* **EXERCISE**
Please copy out the items word for word, starting with the first one and ending with the line that contains "price-tag: 3,320.7 <box>1740", including both of those lines.

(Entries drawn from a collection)
--- START ---
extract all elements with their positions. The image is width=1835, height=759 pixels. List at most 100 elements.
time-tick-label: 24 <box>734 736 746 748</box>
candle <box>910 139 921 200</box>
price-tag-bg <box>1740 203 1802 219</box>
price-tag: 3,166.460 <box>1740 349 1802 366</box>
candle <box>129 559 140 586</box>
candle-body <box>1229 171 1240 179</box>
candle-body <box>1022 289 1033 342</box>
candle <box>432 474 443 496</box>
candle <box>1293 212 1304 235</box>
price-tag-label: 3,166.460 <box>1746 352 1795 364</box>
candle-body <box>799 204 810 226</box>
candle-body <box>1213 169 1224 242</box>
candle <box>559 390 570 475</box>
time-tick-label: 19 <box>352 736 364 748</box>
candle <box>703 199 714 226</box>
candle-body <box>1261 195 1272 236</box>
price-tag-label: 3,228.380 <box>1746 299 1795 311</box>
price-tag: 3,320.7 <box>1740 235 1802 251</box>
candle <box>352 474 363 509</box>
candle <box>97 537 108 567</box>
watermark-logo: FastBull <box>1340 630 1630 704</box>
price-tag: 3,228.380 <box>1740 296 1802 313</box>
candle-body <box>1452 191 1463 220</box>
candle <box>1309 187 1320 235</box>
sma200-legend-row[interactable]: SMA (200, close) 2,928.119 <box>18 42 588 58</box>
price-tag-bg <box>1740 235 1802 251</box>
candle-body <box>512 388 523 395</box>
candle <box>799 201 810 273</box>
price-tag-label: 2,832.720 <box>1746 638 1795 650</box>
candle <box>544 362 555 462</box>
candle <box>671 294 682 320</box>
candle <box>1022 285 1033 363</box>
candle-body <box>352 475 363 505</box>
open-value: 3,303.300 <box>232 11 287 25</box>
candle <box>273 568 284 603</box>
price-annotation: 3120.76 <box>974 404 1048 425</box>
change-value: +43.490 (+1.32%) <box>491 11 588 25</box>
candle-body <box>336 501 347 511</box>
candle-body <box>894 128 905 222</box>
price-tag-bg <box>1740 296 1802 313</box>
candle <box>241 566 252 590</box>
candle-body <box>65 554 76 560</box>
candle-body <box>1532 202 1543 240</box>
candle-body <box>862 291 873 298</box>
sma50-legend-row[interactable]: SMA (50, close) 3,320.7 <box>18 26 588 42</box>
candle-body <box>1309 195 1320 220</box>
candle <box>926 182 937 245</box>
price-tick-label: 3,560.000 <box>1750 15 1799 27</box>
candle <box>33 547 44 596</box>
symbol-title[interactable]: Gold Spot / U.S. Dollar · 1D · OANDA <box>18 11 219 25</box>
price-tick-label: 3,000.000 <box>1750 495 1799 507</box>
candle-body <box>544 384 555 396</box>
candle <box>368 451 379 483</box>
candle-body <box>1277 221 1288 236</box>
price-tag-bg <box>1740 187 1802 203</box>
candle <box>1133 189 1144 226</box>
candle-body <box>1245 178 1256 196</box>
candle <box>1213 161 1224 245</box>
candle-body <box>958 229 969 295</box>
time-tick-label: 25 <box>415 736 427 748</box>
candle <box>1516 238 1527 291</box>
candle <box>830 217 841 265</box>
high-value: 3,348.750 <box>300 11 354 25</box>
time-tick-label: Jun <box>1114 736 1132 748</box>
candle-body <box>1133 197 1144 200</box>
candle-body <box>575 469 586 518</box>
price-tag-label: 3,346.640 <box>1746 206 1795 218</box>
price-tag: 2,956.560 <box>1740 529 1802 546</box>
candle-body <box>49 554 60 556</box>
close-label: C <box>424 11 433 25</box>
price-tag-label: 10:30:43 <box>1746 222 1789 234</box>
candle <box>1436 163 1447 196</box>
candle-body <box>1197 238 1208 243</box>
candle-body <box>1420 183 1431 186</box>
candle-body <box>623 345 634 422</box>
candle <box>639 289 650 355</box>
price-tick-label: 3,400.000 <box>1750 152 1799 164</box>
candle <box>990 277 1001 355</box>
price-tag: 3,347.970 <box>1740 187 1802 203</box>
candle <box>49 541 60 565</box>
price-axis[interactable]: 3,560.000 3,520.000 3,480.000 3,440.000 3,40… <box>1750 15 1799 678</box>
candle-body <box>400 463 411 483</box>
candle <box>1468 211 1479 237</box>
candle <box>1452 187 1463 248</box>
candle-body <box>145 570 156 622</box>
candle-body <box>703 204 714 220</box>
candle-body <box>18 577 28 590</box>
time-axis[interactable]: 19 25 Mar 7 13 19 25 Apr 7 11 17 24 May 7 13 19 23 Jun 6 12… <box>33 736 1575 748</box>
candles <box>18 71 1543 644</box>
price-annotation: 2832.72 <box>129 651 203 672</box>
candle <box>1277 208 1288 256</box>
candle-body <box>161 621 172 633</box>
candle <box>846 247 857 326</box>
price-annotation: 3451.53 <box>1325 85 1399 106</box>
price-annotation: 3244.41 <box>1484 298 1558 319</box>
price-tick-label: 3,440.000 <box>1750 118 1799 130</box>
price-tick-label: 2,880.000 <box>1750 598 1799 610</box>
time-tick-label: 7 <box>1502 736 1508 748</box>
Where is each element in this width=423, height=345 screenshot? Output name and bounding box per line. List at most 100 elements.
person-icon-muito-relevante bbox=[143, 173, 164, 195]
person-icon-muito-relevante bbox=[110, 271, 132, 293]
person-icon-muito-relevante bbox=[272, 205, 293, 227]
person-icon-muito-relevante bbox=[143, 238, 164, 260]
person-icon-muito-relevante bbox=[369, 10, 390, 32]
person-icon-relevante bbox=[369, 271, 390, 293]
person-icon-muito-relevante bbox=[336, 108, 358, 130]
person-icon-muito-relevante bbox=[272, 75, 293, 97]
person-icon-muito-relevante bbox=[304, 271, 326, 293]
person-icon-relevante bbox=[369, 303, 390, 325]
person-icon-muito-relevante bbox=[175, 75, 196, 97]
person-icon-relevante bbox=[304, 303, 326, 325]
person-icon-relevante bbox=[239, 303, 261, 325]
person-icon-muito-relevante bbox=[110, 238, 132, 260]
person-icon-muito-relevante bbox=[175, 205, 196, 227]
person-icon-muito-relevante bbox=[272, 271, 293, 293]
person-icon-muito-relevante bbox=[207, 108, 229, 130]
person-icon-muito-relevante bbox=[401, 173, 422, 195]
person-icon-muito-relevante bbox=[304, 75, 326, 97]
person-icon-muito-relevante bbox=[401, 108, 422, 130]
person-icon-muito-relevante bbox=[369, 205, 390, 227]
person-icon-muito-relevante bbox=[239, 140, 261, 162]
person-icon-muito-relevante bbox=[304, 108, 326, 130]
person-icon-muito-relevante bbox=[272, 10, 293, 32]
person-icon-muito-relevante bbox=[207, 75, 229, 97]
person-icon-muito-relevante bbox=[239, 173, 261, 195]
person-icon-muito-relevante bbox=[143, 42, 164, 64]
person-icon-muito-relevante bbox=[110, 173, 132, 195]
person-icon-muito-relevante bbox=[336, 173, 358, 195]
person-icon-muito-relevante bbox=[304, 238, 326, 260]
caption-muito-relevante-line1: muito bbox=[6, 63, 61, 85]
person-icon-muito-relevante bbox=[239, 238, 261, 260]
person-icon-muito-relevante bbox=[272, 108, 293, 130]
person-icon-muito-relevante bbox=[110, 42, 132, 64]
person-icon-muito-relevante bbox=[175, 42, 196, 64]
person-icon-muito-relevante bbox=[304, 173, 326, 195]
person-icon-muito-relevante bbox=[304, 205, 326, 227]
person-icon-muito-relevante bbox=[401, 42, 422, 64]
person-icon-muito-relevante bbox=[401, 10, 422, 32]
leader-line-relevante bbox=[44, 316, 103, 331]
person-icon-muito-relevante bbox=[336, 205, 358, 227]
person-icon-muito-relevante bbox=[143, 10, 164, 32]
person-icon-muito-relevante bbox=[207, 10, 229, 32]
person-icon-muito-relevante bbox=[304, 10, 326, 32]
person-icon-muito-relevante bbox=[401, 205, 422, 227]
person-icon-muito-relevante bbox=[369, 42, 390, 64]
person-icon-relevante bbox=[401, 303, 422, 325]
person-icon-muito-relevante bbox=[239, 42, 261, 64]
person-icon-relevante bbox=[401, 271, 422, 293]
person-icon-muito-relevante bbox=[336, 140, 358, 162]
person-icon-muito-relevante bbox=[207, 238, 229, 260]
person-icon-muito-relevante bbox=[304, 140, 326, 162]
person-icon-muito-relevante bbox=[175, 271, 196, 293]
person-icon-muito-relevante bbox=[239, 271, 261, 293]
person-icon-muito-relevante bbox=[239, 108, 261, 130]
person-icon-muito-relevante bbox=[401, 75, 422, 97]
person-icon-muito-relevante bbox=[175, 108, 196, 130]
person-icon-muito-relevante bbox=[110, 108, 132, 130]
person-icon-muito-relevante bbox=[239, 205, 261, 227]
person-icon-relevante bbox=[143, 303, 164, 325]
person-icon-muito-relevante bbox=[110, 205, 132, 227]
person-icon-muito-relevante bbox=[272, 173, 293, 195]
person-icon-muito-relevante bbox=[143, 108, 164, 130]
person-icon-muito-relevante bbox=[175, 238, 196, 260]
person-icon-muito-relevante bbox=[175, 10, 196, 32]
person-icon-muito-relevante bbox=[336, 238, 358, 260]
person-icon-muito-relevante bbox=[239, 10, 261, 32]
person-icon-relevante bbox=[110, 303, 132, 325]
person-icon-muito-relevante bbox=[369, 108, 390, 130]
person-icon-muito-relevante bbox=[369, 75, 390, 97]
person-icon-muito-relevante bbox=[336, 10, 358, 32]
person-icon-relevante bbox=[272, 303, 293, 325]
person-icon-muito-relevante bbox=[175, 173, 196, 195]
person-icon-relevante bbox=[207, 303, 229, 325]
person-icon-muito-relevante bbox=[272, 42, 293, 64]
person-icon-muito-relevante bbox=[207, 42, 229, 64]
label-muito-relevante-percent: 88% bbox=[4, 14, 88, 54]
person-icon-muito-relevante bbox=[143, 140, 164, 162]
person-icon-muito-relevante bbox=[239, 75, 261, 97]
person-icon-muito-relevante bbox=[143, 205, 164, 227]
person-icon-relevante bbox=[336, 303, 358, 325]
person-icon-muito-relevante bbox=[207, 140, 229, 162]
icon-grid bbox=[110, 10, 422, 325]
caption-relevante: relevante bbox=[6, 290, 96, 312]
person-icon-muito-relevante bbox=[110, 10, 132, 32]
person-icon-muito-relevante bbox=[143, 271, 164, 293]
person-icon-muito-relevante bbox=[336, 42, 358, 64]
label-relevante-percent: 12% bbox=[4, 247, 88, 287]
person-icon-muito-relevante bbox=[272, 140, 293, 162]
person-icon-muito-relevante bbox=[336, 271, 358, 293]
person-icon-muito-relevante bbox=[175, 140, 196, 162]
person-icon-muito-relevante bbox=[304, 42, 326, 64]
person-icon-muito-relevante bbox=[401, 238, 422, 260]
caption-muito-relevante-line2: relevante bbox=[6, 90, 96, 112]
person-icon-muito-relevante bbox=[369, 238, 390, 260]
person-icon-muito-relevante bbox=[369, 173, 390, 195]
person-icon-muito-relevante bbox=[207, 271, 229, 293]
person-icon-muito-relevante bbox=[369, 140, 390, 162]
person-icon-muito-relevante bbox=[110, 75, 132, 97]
--- END ---
* **COMPLETE ANSWER**
extract all elements with their positions. The image is width=1835, height=759 pixels. List at most 100 elements.
time-tick-label: 24 <box>734 736 746 748</box>
candle <box>910 139 921 200</box>
price-tag-bg <box>1740 203 1802 219</box>
price-tag: 3,166.460 <box>1740 349 1802 366</box>
candle <box>129 559 140 586</box>
candle-body <box>1229 171 1240 179</box>
candle-body <box>1022 289 1033 342</box>
candle <box>432 474 443 496</box>
candle <box>1293 212 1304 235</box>
price-tag-label: 3,166.460 <box>1746 352 1795 364</box>
candle-body <box>799 204 810 226</box>
candle-body <box>1213 169 1224 242</box>
candle <box>559 390 570 475</box>
time-tick-label: 19 <box>352 736 364 748</box>
candle <box>703 199 714 226</box>
candle-body <box>1261 195 1272 236</box>
price-tag-label: 3,228.380 <box>1746 299 1795 311</box>
price-tag: 3,320.7 <box>1740 235 1802 251</box>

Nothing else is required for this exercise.